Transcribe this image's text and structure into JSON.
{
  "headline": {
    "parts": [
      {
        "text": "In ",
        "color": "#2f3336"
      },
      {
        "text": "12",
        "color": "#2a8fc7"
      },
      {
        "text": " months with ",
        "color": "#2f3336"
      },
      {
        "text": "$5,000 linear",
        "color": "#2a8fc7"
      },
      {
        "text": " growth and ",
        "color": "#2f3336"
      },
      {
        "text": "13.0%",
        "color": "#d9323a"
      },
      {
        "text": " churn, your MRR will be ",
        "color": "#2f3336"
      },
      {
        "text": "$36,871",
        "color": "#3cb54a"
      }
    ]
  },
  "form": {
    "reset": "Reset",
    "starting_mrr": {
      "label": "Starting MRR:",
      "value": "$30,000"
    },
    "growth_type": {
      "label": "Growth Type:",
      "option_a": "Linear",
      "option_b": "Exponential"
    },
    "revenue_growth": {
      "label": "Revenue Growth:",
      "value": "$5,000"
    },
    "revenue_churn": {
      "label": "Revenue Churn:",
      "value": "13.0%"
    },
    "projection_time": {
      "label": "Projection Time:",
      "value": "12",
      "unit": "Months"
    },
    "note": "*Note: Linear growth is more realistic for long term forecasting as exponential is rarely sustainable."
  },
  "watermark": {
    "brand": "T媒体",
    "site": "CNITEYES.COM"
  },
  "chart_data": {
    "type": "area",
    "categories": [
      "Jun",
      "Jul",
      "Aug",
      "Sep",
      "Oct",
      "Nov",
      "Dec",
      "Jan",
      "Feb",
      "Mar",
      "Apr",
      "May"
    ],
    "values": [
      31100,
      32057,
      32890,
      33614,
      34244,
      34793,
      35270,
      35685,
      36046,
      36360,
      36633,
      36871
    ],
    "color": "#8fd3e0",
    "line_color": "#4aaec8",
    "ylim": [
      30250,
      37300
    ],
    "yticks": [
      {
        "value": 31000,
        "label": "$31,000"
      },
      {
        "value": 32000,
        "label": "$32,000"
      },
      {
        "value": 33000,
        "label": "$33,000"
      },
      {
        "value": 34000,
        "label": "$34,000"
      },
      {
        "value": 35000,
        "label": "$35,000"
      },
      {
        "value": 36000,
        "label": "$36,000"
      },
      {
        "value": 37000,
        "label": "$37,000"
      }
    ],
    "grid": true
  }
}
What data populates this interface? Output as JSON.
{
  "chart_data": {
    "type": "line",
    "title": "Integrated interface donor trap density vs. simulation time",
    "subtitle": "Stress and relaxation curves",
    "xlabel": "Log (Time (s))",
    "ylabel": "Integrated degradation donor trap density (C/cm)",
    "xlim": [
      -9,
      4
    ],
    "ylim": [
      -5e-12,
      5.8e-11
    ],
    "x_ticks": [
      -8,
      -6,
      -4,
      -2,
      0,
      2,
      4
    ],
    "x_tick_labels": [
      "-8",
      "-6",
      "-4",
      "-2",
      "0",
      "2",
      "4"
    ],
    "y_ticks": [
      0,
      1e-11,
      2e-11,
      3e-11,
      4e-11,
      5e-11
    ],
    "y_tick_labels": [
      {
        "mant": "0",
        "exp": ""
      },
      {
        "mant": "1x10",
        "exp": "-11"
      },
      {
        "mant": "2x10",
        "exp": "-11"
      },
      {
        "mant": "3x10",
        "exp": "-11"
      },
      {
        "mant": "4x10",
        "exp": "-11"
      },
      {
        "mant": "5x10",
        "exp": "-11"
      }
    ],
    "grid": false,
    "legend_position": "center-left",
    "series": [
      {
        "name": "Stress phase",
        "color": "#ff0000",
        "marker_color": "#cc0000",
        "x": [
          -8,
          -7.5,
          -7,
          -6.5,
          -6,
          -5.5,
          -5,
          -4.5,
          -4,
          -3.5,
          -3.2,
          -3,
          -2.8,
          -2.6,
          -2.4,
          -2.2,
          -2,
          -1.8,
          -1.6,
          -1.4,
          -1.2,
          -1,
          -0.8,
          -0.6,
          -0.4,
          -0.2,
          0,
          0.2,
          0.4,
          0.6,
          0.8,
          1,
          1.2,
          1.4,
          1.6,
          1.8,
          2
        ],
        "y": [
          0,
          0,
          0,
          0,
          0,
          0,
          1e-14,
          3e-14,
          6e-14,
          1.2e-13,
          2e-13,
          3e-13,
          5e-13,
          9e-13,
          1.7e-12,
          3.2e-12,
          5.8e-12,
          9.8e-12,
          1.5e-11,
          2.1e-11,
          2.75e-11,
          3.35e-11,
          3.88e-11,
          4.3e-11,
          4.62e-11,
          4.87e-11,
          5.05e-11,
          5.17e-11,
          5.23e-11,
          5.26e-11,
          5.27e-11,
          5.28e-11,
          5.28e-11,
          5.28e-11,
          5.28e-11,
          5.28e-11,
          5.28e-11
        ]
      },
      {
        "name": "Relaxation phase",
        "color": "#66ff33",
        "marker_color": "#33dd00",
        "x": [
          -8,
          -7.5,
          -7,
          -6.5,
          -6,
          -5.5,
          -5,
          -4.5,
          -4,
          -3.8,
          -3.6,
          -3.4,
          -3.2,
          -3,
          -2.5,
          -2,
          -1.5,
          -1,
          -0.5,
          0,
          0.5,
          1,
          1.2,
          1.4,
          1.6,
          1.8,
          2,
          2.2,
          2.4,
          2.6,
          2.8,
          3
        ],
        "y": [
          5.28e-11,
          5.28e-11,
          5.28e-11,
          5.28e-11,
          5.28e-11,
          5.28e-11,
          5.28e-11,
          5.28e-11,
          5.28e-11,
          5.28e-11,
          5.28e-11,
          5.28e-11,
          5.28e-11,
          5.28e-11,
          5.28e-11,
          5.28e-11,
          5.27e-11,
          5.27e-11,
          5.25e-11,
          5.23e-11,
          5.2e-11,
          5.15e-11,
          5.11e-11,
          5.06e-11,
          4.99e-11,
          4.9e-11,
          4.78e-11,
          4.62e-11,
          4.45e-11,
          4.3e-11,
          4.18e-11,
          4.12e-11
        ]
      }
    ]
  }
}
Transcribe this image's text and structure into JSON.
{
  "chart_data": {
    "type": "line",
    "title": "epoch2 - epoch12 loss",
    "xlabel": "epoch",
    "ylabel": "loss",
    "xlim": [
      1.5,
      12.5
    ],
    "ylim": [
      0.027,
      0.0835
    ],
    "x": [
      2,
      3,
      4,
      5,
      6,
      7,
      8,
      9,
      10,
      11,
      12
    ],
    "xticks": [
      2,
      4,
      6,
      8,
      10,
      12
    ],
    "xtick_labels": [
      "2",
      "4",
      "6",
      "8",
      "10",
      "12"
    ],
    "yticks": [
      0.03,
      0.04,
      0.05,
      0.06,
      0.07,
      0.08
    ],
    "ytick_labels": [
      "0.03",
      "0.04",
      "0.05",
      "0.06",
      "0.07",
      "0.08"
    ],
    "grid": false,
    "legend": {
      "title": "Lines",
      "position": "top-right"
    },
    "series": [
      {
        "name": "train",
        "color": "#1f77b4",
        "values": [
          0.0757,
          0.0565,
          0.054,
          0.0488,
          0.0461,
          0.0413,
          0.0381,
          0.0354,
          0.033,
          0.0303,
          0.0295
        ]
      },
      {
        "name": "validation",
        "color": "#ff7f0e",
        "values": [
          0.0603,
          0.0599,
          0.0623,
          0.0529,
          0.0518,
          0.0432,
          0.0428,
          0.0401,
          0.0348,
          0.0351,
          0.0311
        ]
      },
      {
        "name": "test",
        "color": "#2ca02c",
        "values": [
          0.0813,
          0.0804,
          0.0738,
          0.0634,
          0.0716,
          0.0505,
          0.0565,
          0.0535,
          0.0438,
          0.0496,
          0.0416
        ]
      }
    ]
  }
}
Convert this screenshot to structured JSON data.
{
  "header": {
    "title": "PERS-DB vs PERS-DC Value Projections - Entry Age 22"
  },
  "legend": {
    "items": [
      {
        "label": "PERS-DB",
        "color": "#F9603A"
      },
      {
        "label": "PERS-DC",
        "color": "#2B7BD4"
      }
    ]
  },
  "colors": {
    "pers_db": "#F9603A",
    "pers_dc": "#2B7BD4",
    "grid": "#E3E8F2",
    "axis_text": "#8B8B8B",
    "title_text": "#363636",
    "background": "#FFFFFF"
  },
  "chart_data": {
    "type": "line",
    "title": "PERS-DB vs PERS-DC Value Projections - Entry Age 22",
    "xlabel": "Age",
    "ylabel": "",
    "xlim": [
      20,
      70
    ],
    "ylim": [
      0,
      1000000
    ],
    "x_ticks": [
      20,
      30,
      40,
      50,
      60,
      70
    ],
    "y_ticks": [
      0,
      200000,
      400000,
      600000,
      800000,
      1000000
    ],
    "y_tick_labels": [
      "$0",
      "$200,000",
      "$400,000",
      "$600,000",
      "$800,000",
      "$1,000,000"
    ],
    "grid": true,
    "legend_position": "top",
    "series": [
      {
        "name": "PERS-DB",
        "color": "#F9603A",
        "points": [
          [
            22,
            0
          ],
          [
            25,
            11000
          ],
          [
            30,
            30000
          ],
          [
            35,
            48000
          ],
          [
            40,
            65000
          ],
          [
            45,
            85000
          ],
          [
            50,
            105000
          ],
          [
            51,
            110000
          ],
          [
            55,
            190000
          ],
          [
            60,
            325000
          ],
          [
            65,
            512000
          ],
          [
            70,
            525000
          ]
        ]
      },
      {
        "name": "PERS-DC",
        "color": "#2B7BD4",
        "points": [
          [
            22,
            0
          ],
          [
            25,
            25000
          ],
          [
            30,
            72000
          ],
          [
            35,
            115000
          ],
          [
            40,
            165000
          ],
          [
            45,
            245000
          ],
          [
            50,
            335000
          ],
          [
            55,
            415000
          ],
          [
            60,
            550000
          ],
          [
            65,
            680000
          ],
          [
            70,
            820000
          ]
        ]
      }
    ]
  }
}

────────────────

▶ _DIRECTIONS_
Search the records above for "JSON". Copy each line where it is found.

▶ _EXERCISE OUTPUT_
Transcribe this image's text and structure into JSON.
What data populates this interface? Output as JSON.
Transcribe this image's text and structure into JSON.
Convert this screenshot to structured JSON data.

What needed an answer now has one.